**THE PROBLEM**
Collect every line in the records below that contains the word "Diesel".

**AVAILABLE DATA**
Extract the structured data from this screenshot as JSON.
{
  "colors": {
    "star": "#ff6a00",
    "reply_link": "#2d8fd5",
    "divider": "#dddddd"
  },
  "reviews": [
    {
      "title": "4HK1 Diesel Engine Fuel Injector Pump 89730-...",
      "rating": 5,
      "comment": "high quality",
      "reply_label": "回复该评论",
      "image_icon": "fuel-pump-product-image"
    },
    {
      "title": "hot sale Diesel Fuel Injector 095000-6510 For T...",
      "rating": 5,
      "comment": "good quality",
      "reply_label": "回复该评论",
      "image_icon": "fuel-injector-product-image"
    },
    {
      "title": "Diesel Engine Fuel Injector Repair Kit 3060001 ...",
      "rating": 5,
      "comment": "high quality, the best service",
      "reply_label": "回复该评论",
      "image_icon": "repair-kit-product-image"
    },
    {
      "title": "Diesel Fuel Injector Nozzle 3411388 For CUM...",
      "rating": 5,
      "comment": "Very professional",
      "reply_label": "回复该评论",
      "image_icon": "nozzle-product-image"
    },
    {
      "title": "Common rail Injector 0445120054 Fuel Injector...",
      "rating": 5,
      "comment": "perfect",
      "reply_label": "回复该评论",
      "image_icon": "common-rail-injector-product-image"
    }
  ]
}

**RESPONSE TO THIS TASK**
      "title": "4HK1 Diesel Engine Fuel Injector Pump 89730-...",
      "title": "hot sale Diesel Fuel Injector 095000-6510 For T...",
      "title": "Diesel Engine Fuel Injector Repair Kit 3060001 ...",
      "title": "Diesel Fuel Injector Nozzle 3411388 For CUM...",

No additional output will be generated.